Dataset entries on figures
================================

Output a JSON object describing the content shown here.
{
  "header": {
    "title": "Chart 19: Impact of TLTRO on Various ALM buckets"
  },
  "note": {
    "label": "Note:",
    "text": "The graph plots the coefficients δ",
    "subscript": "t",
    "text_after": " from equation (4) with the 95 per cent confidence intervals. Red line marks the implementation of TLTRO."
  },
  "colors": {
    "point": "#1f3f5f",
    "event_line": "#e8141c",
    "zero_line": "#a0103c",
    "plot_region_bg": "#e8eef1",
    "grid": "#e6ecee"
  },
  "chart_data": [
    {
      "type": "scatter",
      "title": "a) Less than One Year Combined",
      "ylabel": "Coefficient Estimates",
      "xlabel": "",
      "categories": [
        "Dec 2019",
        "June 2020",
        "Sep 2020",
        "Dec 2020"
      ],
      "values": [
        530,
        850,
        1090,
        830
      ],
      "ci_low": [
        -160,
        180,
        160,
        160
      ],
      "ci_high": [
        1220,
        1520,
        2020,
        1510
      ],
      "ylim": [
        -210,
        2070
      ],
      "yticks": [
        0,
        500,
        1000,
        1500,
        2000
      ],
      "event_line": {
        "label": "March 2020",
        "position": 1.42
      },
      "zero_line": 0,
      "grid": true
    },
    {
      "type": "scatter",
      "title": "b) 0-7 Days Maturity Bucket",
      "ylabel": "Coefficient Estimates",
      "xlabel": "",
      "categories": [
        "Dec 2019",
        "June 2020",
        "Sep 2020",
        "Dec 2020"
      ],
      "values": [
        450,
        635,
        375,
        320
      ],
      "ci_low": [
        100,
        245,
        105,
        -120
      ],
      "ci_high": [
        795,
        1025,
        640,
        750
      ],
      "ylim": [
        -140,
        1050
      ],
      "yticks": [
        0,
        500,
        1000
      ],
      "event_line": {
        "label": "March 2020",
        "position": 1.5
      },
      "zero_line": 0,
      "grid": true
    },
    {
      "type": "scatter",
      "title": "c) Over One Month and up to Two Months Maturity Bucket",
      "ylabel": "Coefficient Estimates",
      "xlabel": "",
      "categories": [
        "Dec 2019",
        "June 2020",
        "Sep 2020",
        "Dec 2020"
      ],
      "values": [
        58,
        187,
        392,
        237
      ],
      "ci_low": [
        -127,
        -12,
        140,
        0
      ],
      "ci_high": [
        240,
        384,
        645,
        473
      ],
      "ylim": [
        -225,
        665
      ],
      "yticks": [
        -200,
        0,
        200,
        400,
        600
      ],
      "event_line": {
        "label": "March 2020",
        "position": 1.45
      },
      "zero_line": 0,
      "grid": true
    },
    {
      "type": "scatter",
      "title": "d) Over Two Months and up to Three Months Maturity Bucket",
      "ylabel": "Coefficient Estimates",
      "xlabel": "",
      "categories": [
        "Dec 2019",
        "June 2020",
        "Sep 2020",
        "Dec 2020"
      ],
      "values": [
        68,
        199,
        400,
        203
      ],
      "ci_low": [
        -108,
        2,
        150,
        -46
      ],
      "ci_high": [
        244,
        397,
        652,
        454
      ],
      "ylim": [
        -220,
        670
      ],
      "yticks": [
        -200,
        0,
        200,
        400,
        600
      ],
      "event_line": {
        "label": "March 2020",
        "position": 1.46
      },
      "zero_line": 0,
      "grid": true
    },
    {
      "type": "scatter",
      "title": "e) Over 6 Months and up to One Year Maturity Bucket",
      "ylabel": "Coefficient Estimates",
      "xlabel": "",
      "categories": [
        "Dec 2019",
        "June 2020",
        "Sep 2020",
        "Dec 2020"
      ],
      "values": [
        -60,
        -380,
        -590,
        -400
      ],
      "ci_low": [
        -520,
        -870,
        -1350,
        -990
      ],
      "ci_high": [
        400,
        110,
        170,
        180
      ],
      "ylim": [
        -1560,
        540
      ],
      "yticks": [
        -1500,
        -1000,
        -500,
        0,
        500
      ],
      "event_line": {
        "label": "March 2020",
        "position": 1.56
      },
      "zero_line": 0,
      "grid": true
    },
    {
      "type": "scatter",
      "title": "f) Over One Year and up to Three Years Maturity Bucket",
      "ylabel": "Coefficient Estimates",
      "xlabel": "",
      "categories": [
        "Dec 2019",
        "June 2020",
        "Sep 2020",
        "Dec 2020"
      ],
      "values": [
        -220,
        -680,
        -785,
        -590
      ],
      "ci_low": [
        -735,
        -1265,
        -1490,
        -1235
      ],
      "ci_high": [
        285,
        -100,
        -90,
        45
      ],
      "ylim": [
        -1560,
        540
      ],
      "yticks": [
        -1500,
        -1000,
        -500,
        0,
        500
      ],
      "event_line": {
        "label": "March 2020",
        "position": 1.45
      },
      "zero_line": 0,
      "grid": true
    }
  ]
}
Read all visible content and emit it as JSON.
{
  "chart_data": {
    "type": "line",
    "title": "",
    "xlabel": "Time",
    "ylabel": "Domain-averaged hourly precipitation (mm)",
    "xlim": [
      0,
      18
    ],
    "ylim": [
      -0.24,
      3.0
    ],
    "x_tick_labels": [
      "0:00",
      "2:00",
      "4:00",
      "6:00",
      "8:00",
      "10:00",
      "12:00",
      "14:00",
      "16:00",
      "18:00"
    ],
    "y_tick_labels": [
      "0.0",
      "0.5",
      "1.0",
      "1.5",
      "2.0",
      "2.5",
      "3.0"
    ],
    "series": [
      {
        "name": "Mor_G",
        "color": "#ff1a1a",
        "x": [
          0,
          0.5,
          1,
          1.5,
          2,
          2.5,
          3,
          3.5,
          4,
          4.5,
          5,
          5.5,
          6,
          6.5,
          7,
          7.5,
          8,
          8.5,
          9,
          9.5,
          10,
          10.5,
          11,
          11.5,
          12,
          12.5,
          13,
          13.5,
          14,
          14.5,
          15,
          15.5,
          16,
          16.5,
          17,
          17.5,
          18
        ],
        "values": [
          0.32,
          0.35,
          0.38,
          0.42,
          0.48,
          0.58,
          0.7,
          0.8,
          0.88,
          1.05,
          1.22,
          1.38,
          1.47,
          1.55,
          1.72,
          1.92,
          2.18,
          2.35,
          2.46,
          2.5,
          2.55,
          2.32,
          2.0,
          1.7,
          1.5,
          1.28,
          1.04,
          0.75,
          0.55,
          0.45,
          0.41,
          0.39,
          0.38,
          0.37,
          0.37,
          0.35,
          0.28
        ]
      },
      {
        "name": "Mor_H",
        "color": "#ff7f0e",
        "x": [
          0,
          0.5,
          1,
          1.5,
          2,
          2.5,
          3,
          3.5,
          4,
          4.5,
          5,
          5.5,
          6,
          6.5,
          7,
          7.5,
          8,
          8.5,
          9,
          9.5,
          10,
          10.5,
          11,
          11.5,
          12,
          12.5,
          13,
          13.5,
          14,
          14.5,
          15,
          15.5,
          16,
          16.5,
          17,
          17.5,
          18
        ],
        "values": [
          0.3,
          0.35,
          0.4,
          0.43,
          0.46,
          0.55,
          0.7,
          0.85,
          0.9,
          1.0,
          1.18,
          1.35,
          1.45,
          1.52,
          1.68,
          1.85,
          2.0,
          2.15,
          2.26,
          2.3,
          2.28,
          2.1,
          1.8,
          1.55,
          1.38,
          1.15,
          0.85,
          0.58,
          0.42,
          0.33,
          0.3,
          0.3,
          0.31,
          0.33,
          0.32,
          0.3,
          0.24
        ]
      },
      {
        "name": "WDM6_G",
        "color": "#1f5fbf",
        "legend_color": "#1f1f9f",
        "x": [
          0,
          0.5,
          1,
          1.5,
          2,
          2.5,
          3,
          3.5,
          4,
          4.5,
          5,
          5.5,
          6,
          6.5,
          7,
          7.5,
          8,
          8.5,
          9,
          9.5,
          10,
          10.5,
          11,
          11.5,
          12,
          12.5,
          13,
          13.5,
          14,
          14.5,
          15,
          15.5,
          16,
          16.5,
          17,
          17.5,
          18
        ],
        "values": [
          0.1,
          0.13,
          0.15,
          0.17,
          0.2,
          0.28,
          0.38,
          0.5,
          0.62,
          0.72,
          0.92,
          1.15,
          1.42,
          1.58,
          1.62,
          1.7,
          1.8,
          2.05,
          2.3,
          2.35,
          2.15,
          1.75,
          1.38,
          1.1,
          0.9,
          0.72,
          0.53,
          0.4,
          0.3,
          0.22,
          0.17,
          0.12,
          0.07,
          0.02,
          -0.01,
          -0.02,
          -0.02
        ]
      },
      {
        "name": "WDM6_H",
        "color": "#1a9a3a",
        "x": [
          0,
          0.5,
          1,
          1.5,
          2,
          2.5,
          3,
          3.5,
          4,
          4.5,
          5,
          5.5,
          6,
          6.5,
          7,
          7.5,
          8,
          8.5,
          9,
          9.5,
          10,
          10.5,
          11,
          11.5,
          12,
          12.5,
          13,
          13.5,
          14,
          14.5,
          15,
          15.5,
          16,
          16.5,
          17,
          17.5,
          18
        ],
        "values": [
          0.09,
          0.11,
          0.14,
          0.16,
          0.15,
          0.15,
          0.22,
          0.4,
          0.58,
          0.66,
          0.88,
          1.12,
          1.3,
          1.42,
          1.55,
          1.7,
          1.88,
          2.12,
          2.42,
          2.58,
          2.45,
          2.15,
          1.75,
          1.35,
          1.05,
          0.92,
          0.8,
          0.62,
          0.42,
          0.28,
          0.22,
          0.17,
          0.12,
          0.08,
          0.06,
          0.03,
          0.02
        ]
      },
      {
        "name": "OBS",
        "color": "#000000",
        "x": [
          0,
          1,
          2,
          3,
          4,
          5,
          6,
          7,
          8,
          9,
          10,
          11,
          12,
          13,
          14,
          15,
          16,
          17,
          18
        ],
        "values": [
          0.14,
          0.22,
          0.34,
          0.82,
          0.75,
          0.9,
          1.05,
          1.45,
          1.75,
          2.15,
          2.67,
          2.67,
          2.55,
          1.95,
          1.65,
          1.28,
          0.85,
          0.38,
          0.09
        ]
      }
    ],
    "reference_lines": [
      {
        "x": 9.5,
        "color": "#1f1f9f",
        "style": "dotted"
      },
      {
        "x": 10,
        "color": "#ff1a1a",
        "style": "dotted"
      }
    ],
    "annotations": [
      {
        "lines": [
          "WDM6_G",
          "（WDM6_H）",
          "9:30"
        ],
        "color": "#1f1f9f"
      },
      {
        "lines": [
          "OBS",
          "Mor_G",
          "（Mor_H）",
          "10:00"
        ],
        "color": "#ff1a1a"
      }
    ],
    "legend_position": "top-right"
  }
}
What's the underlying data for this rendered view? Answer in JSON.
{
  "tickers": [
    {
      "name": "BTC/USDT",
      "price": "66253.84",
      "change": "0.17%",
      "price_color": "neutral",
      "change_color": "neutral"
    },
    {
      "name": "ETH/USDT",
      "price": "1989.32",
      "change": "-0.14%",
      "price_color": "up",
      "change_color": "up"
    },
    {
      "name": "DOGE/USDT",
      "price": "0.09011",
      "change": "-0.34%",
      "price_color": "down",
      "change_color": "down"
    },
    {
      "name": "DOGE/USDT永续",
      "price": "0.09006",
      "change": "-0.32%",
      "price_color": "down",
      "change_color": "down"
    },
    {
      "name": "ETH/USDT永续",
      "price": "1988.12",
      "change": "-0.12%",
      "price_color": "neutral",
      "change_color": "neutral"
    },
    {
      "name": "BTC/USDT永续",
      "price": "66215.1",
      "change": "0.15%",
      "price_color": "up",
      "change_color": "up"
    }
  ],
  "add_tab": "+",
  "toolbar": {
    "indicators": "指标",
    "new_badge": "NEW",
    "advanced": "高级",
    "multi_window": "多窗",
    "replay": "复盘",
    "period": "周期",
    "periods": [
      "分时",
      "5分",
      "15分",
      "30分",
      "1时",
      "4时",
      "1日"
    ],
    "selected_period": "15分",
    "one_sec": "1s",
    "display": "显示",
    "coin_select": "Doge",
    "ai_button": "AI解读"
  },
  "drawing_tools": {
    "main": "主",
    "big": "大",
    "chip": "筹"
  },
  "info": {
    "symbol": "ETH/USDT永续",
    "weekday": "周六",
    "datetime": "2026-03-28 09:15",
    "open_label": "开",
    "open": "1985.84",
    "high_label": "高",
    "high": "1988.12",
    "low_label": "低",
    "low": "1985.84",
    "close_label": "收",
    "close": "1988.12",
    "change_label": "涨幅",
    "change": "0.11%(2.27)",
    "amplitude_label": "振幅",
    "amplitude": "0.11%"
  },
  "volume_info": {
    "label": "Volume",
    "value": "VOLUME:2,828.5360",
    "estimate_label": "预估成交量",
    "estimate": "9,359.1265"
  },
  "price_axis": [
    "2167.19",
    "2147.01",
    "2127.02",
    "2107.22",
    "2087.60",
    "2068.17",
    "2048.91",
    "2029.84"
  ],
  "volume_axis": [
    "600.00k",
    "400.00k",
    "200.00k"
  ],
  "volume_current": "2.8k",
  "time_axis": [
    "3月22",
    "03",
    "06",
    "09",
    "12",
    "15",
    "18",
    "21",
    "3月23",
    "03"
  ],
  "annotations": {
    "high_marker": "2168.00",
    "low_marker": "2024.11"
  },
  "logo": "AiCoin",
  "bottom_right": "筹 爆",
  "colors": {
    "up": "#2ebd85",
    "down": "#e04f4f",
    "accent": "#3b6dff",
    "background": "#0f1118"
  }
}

================================

BRIEF
Your task is to gather all lines from the entries above that hold the word "JSON".

REPLY TO THE TASK
Output a JSON object describing the content shown here.
Read all visible content and emit it as JSON.
What's the underlying data for this rendered view? Answer in JSON.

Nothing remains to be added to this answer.